» **ENTRIES**:
--*--
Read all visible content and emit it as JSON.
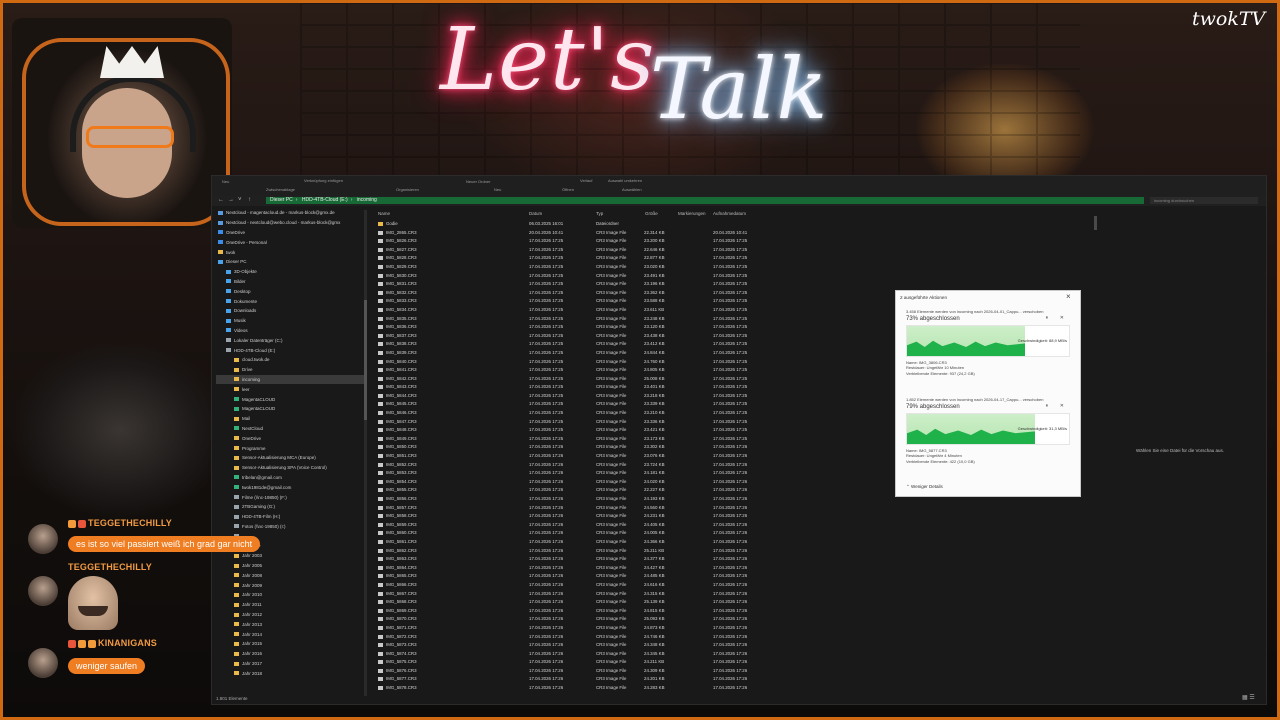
{
  "overlay": {
    "neon_lets": "Let's",
    "neon_talk": "Talk",
    "logo": "twokTV"
  },
  "ribbon": [
    "Neu",
    "Zwischenablage",
    "Verknüpfung einfügen",
    "Organisieren",
    "Neuer Ordner",
    "Neu",
    "Öffnen",
    "Alles auswählen",
    "Auswahl umkehren",
    "Auswählen",
    "Verlauf"
  ],
  "address": {
    "path": [
      "Dieser PC",
      "HDD-4TB-Cloud (E:)",
      "incoming"
    ],
    "search_placeholder": "incoming durchsuchen"
  },
  "nav": [
    {
      "label": "Nextcloud - magentacloud.de - markus-block@gmx.de",
      "color": "#5a9be0"
    },
    {
      "label": "Nextcloud - nextcloud@webo.cloud - markus-block@gmx",
      "color": "#5a9be0"
    },
    {
      "label": "OneDrive",
      "color": "#3c8ce8"
    },
    {
      "label": "OneDrive - Personal",
      "color": "#3c8ce8"
    },
    {
      "label": "twok",
      "color": "#e9b949"
    },
    {
      "label": "Dieser PC",
      "color": "#4aa3e8"
    },
    {
      "label": "3D-Objekte",
      "color": "#4aa3e8"
    },
    {
      "label": "Bilder",
      "color": "#4aa3e8"
    },
    {
      "label": "Desktop",
      "color": "#4aa3e8"
    },
    {
      "label": "Dokumente",
      "color": "#4aa3e8"
    },
    {
      "label": "Downloads",
      "color": "#4aa3e8"
    },
    {
      "label": "Musik",
      "color": "#4aa3e8"
    },
    {
      "label": "Videos",
      "color": "#4aa3e8"
    },
    {
      "label": "Lokaler Datenträger (C:)",
      "color": "#9aa4ad"
    },
    {
      "label": "HDD-4TB-Cloud (E:)",
      "color": "#9aa4ad"
    },
    {
      "label": "cloud.twok.de",
      "color": "#e9b949"
    },
    {
      "label": "Drive",
      "color": "#e9b949"
    },
    {
      "label": "incoming",
      "color": "#e9b949",
      "sel": true
    },
    {
      "label": "leer",
      "color": "#e9b949"
    },
    {
      "label": "MagentaCLOUD",
      "color": "#33b37a"
    },
    {
      "label": "MagentaCLOUD",
      "color": "#33b37a"
    },
    {
      "label": "Mail",
      "color": "#e9b949"
    },
    {
      "label": "NextCloud",
      "color": "#33b37a"
    },
    {
      "label": "OneDrive",
      "color": "#e9b949"
    },
    {
      "label": "Programme",
      "color": "#e9b949"
    },
    {
      "label": "Sensor-Aktualisierung MCA (Europe)",
      "color": "#e9b949"
    },
    {
      "label": "Sensor-Aktualisierung SPA (Voice Control)",
      "color": "#e9b949"
    },
    {
      "label": "tribelan@gmail.com",
      "color": "#33b37a"
    },
    {
      "label": "twok1981de@gmail.com",
      "color": "#33b37a"
    },
    {
      "label": "Filme (\\\\nc-19850) (F:)",
      "color": "#9aa4ad"
    },
    {
      "label": "2TBGaming (G:)",
      "color": "#9aa4ad"
    },
    {
      "label": "HDD-4TB-Film (H:)",
      "color": "#9aa4ad"
    },
    {
      "label": "Fotos (\\\\nc-19850) (I:)",
      "color": "#9aa4ad"
    },
    {
      "label": "",
      "color": "#9aa4ad"
    },
    {
      "label": "$Recycle",
      "color": "#e9b949"
    },
    {
      "label": "Jahr 2003",
      "color": "#e9b949"
    },
    {
      "label": "Jahr 2005",
      "color": "#e9b949"
    },
    {
      "label": "Jahr 2008",
      "color": "#e9b949"
    },
    {
      "label": "Jahr 2009",
      "color": "#e9b949"
    },
    {
      "label": "Jahr 2010",
      "color": "#e9b949"
    },
    {
      "label": "Jahr 2011",
      "color": "#e9b949"
    },
    {
      "label": "Jahr 2012",
      "color": "#e9b949"
    },
    {
      "label": "Jahr 2013",
      "color": "#e9b949"
    },
    {
      "label": "Jahr 2014",
      "color": "#e9b949"
    },
    {
      "label": "Jahr 2015",
      "color": "#e9b949"
    },
    {
      "label": "Jahr 2016",
      "color": "#e9b949"
    },
    {
      "label": "Jahr 2017",
      "color": "#e9b949"
    },
    {
      "label": "Jahr 2018",
      "color": "#e9b949"
    }
  ],
  "columns": [
    "Name",
    "Datum",
    "Typ",
    "Größe",
    "Markierungen",
    "Aufnahmedatum"
  ],
  "folder_row": {
    "name": "Godie",
    "date": "06.03.2025 16:01",
    "type": "Dateiordner"
  },
  "files": [
    {
      "name": "IMG_2865.CR3",
      "date": "20.04.2026 10:41",
      "size": "22.314 KB",
      "taken": "20.04.2026 10:41"
    },
    {
      "name": "IMG_5826.CR3",
      "date": "17.04.2026 17:25",
      "size": "23.200 KB",
      "taken": "17.04.2026 17:25"
    },
    {
      "name": "IMG_5827.CR3",
      "date": "17.04.2026 17:25",
      "size": "22.646 KB",
      "taken": "17.04.2026 17:25"
    },
    {
      "name": "IMG_5828.CR3",
      "date": "17.04.2026 17:25",
      "size": "22.877 KB",
      "taken": "17.04.2026 17:25"
    },
    {
      "name": "IMG_5829.CR3",
      "date": "17.04.2026 17:25",
      "size": "23.020 KB",
      "taken": "17.04.2026 17:25"
    },
    {
      "name": "IMG_5830.CR3",
      "date": "17.04.2026 17:25",
      "size": "23.491 KB",
      "taken": "17.04.2026 17:25"
    },
    {
      "name": "IMG_5831.CR3",
      "date": "17.04.2026 17:25",
      "size": "23.196 KB",
      "taken": "17.04.2026 17:25"
    },
    {
      "name": "IMG_5832.CR3",
      "date": "17.04.2026 17:25",
      "size": "23.362 KB",
      "taken": "17.04.2026 17:25"
    },
    {
      "name": "IMG_5833.CR3",
      "date": "17.04.2026 17:25",
      "size": "23.588 KB",
      "taken": "17.04.2026 17:25"
    },
    {
      "name": "IMG_5834.CR3",
      "date": "17.04.2026 17:25",
      "size": "23.611 KB",
      "taken": "17.04.2026 17:25"
    },
    {
      "name": "IMG_5835.CR3",
      "date": "17.04.2026 17:25",
      "size": "23.248 KB",
      "taken": "17.04.2026 17:25"
    },
    {
      "name": "IMG_5836.CR3",
      "date": "17.04.2026 17:25",
      "size": "23.120 KB",
      "taken": "17.04.2026 17:25"
    },
    {
      "name": "IMG_5837.CR3",
      "date": "17.04.2026 17:25",
      "size": "23.438 KB",
      "taken": "17.04.2026 17:25"
    },
    {
      "name": "IMG_5838.CR3",
      "date": "17.04.2026 17:25",
      "size": "23.412 KB",
      "taken": "17.04.2026 17:25"
    },
    {
      "name": "IMG_5839.CR3",
      "date": "17.04.2026 17:25",
      "size": "24.844 KB",
      "taken": "17.04.2026 17:25"
    },
    {
      "name": "IMG_5840.CR3",
      "date": "17.04.2026 17:25",
      "size": "24.760 KB",
      "taken": "17.04.2026 17:25"
    },
    {
      "name": "IMG_5841.CR3",
      "date": "17.04.2026 17:25",
      "size": "24.805 KB",
      "taken": "17.04.2026 17:25"
    },
    {
      "name": "IMG_5842.CR3",
      "date": "17.04.2026 17:25",
      "size": "25.008 KB",
      "taken": "17.04.2026 17:25"
    },
    {
      "name": "IMG_5843.CR3",
      "date": "17.04.2026 17:25",
      "size": "23.401 KB",
      "taken": "17.04.2026 17:25"
    },
    {
      "name": "IMG_5844.CR3",
      "date": "17.04.2026 17:25",
      "size": "23.218 KB",
      "taken": "17.04.2026 17:25"
    },
    {
      "name": "IMG_5845.CR3",
      "date": "17.04.2026 17:25",
      "size": "23.339 KB",
      "taken": "17.04.2026 17:25"
    },
    {
      "name": "IMG_5846.CR3",
      "date": "17.04.2026 17:25",
      "size": "23.210 KB",
      "taken": "17.04.2026 17:25"
    },
    {
      "name": "IMG_5847.CR3",
      "date": "17.04.2026 17:25",
      "size": "23.336 KB",
      "taken": "17.04.2026 17:25"
    },
    {
      "name": "IMG_5848.CR3",
      "date": "17.04.2026 17:25",
      "size": "23.421 KB",
      "taken": "17.04.2026 17:25"
    },
    {
      "name": "IMG_5849.CR3",
      "date": "17.04.2026 17:25",
      "size": "23.173 KB",
      "taken": "17.04.2026 17:25"
    },
    {
      "name": "IMG_5850.CR3",
      "date": "17.04.2026 17:26",
      "size": "23.302 KB",
      "taken": "17.04.2026 17:26"
    },
    {
      "name": "IMG_5851.CR3",
      "date": "17.04.2026 17:26",
      "size": "23.076 KB",
      "taken": "17.04.2026 17:26"
    },
    {
      "name": "IMG_5852.CR3",
      "date": "17.04.2026 17:26",
      "size": "23.724 KB",
      "taken": "17.04.2026 17:26"
    },
    {
      "name": "IMG_5853.CR3",
      "date": "17.04.2026 17:26",
      "size": "24.181 KB",
      "taken": "17.04.2026 17:26"
    },
    {
      "name": "IMG_5854.CR3",
      "date": "17.04.2026 17:26",
      "size": "24.020 KB",
      "taken": "17.04.2026 17:26"
    },
    {
      "name": "IMG_5855.CR3",
      "date": "17.04.2026 17:26",
      "size": "22.227 KB",
      "taken": "17.04.2026 17:26"
    },
    {
      "name": "IMG_5856.CR3",
      "date": "17.04.2026 17:26",
      "size": "24.193 KB",
      "taken": "17.04.2026 17:26"
    },
    {
      "name": "IMG_5857.CR3",
      "date": "17.04.2026 17:26",
      "size": "24.560 KB",
      "taken": "17.04.2026 17:26"
    },
    {
      "name": "IMG_5858.CR3",
      "date": "17.04.2026 17:26",
      "size": "24.231 KB",
      "taken": "17.04.2026 17:26"
    },
    {
      "name": "IMG_5859.CR3",
      "date": "17.04.2026 17:26",
      "size": "24.405 KB",
      "taken": "17.04.2026 17:26"
    },
    {
      "name": "IMG_5860.CR3",
      "date": "17.04.2026 17:26",
      "size": "24.005 KB",
      "taken": "17.04.2026 17:26"
    },
    {
      "name": "IMG_5861.CR3",
      "date": "17.04.2026 17:26",
      "size": "24.366 KB",
      "taken": "17.04.2026 17:26"
    },
    {
      "name": "IMG_5862.CR3",
      "date": "17.04.2026 17:26",
      "size": "25.211 KB",
      "taken": "17.04.2026 17:26"
    },
    {
      "name": "IMG_5863.CR3",
      "date": "17.04.2026 17:26",
      "size": "24.377 KB",
      "taken": "17.04.2026 17:26"
    },
    {
      "name": "IMG_5864.CR3",
      "date": "17.04.2026 17:26",
      "size": "24.427 KB",
      "taken": "17.04.2026 17:26"
    },
    {
      "name": "IMG_5865.CR3",
      "date": "17.04.2026 17:26",
      "size": "24.485 KB",
      "taken": "17.04.2026 17:26"
    },
    {
      "name": "IMG_5866.CR3",
      "date": "17.04.2026 17:26",
      "size": "24.616 KB",
      "taken": "17.04.2026 17:26"
    },
    {
      "name": "IMG_5867.CR3",
      "date": "17.04.2026 17:26",
      "size": "24.315 KB",
      "taken": "17.04.2026 17:26"
    },
    {
      "name": "IMG_5868.CR3",
      "date": "17.04.2026 17:26",
      "size": "25.139 KB",
      "taken": "17.04.2026 17:26"
    },
    {
      "name": "IMG_5869.CR3",
      "date": "17.04.2026 17:26",
      "size": "24.815 KB",
      "taken": "17.04.2026 17:26"
    },
    {
      "name": "IMG_5870.CR3",
      "date": "17.04.2026 17:26",
      "size": "25.093 KB",
      "taken": "17.04.2026 17:26"
    },
    {
      "name": "IMG_5871.CR3",
      "date": "17.04.2026 17:26",
      "size": "24.873 KB",
      "taken": "17.04.2026 17:26"
    },
    {
      "name": "IMG_5872.CR3",
      "date": "17.04.2026 17:26",
      "size": "24.746 KB",
      "taken": "17.04.2026 17:26"
    },
    {
      "name": "IMG_5873.CR3",
      "date": "17.04.2026 17:26",
      "size": "24.348 KB",
      "taken": "17.04.2026 17:26"
    },
    {
      "name": "IMG_5874.CR3",
      "date": "17.04.2026 17:26",
      "size": "24.345 KB",
      "taken": "17.04.2026 17:26"
    },
    {
      "name": "IMG_5875.CR3",
      "date": "17.04.2026 17:26",
      "size": "24.211 KB",
      "taken": "17.04.2026 17:26"
    },
    {
      "name": "IMG_5876.CR3",
      "date": "17.04.2026 17:26",
      "size": "24.309 KB",
      "taken": "17.04.2026 17:26"
    },
    {
      "name": "IMG_5877.CR3",
      "date": "17.04.2026 17:26",
      "size": "24.201 KB",
      "taken": "17.04.2026 17:26"
    },
    {
      "name": "IMG_5878.CR3",
      "date": "17.04.2026 17:26",
      "size": "24.283 KB",
      "taken": "17.04.2026 17:26"
    }
  ],
  "file_type": "CR3 Image File",
  "preview_text": "Wählen Sie eine Datei für die Vorschau aus.",
  "status_text": "1.801 Elemente",
  "copy_dialog": {
    "title": "2 ausgeführte Aktionen",
    "op1": {
      "line": "3.458 Elemente werden von incoming nach 2026-04-01_Cappu... verschoben",
      "percent_text": "73% abgeschlossen",
      "progress": 0.73,
      "speed": "Geschwindigkeit: 88,9 MB/s",
      "name": "Name: IMG_3806.CR3",
      "remaining_time": "Restdauer: Ungefähr 10 Minuten",
      "remaining_items": "Verbleibende Elemente: 937 (24,2 GB)"
    },
    "op2": {
      "line": "1.852 Elemente werden von incoming nach 2026-04-17_Cappu... verschoben",
      "percent_text": "79% abgeschlossen",
      "progress": 0.79,
      "speed": "Geschwindigkeit: 31,3 MB/s",
      "name": "Name: IMG_5877.CR3",
      "remaining_time": "Restdauer: Ungefähr 4 Minuten",
      "remaining_items": "Verbleibende Elemente: 422 (10,0 GB)"
    },
    "less_details": "Weniger Details"
  },
  "chat": [
    {
      "user": "TEGGETHECHILLY",
      "message": "es ist so viel passiert weiß ich grad gar nicht"
    },
    {
      "user": "TEGGETHECHILLY",
      "message": ""
    },
    {
      "user": "KINANIGANS",
      "message": "weniger saufen"
    }
  ],
  "colors": {
    "accent": "#ef7d22",
    "frame": "#d06a12",
    "path_green": "#176a36",
    "progress_green": "#1fb14a"
  }
}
--*--
Pull out each line of the listing that holds the string "block".

      "label": "Nextcloud - magentacloud.de - markus-block@gmx.de",
      "label": "Nextcloud - nextcloud@webo.cloud - markus-block@gmx",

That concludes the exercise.